### Stored items
━━━━
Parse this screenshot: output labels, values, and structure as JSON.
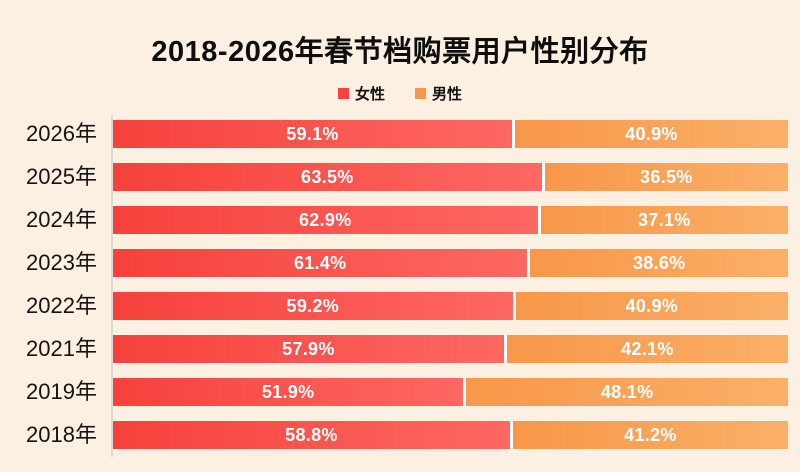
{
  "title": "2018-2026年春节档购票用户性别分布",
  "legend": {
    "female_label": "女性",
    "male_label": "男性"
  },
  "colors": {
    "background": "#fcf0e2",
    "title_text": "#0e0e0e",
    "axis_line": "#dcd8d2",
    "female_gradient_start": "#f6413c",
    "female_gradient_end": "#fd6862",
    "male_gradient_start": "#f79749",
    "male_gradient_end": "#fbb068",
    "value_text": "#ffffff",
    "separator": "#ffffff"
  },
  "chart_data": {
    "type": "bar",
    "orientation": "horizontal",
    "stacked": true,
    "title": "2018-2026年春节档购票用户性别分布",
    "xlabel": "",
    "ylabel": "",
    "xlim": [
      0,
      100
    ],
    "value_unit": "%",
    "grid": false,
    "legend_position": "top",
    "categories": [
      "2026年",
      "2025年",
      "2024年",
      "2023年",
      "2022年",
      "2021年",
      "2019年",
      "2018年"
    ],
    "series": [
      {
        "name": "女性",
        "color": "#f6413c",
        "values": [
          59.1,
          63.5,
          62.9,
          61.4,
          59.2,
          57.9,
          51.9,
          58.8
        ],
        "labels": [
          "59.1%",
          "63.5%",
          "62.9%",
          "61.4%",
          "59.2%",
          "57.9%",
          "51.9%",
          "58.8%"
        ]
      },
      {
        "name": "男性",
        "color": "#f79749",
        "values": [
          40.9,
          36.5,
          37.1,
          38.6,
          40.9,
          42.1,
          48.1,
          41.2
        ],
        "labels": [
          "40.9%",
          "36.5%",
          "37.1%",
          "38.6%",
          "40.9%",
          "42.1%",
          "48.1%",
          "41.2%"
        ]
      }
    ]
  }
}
━━━━
Go through the data above and transcribe it in full, omitting any image.

Parse this screenshot: output labels, values, and structure as JSON.
{
  "title": "2018-2026年春节档购票用户性别分布",
  "legend": {
    "female_label": "女性",
    "male_label": "男性"
  },
  "colors": {
    "background": "#fcf0e2",
    "title_text": "#0e0e0e",
    "axis_line": "#dcd8d2",
    "female_gradient_start": "#f6413c",
    "female_gradient_end": "#fd6862",
    "male_gradient_start": "#f79749",
    "male_gradient_end": "#fbb068",
    "value_text": "#ffffff",
    "separator": "#ffffff"
  },
  "chart_data": {
    "type": "bar",
    "orientation": "horizontal",
    "stacked": true,
    "title": "2018-2026年春节档购票用户性别分布",
    "xlabel": "",
    "ylabel": "",
    "xlim": [
      0,
      100
    ],
    "value_unit": "%",
    "grid": false,
    "legend_position": "top",
    "categories": [
      "2026年",
      "2025年",
      "2024年",
      "2023年",
      "2022年",
      "2021年",
      "2019年",
      "2018年"
    ],
    "series": [
      {
        "name": "女性",
        "color": "#f6413c",
        "values": [
          59.1,
          63.5,
          62.9,
          61.4,
          59.2,
          57.9,
          51.9,
          58.8
        ],
        "labels": [
          "59.1%",
          "63.5%",
          "62.9%",
          "61.4%",
          "59.2%",
          "57.9%",
          "51.9%",
          "58.8%"
        ]
      },
      {
        "name": "男性",
        "color": "#f79749",
        "values": [
          40.9,
          36.5,
          37.1,
          38.6,
          40.9,
          42.1,
          48.1,
          41.2
        ],
        "labels": [
          "40.9%",
          "36.5%",
          "37.1%",
          "38.6%",
          "40.9%",
          "42.1%",
          "48.1%",
          "41.2%"
        ]
      }
    ]
  }
}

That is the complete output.